═════ Dataset rows

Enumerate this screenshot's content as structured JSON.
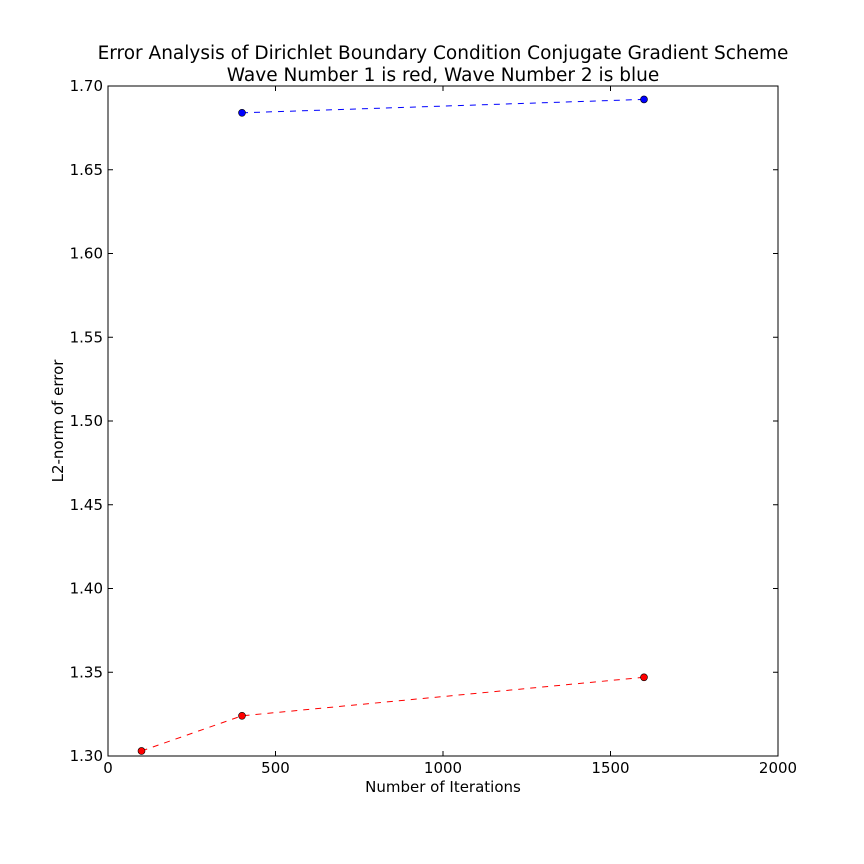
{
  "chart_data": {
    "type": "line",
    "title": "Error Analysis of Dirichlet Boundary Condition Conjugate Gradient Scheme",
    "subtitle": "Wave Number 1 is red, Wave Number 2 is blue",
    "xlabel": "Number of Iterations",
    "ylabel": "L2-norm of error",
    "xlim": [
      0,
      2000
    ],
    "ylim": [
      1.3,
      1.7
    ],
    "x_ticks": [
      "0",
      "500",
      "1000",
      "1500",
      "2000"
    ],
    "y_ticks": [
      "1.30",
      "1.35",
      "1.40",
      "1.45",
      "1.50",
      "1.55",
      "1.60",
      "1.65",
      "1.70"
    ],
    "grid": false,
    "series": [
      {
        "color": "#ff0000",
        "line_style": "dashed",
        "marker": "circle",
        "x": [
          100,
          400,
          1600
        ],
        "y": [
          1.303,
          1.324,
          1.347
        ]
      },
      {
        "color": "#0000ff",
        "line_style": "dashed",
        "marker": "circle",
        "x": [
          400,
          1600
        ],
        "y": [
          1.684,
          1.692
        ]
      }
    ]
  }
}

══════════

### Work to be completed
Without including any pictures, reproduce the listing exactly.

### Written response
Enumerate this screenshot's content as structured JSON.
{
  "chart_data": {
    "type": "line",
    "title": "Error Analysis of Dirichlet Boundary Condition Conjugate Gradient Scheme",
    "subtitle": "Wave Number 1 is red, Wave Number 2 is blue",
    "xlabel": "Number of Iterations",
    "ylabel": "L2-norm of error",
    "xlim": [
      0,
      2000
    ],
    "ylim": [
      1.3,
      1.7
    ],
    "x_ticks": [
      "0",
      "500",
      "1000",
      "1500",
      "2000"
    ],
    "y_ticks": [
      "1.30",
      "1.35",
      "1.40",
      "1.45",
      "1.50",
      "1.55",
      "1.60",
      "1.65",
      "1.70"
    ],
    "grid": false,
    "series": [
      {
        "color": "#ff0000",
        "line_style": "dashed",
        "marker": "circle",
        "x": [
          100,
          400,
          1600
        ],
        "y": [
          1.303,
          1.324,
          1.347
        ]
      },
      {
        "color": "#0000ff",
        "line_style": "dashed",
        "marker": "circle",
        "x": [
          400,
          1600
        ],
        "y": [
          1.684,
          1.692
        ]
      }
    ]
  }
}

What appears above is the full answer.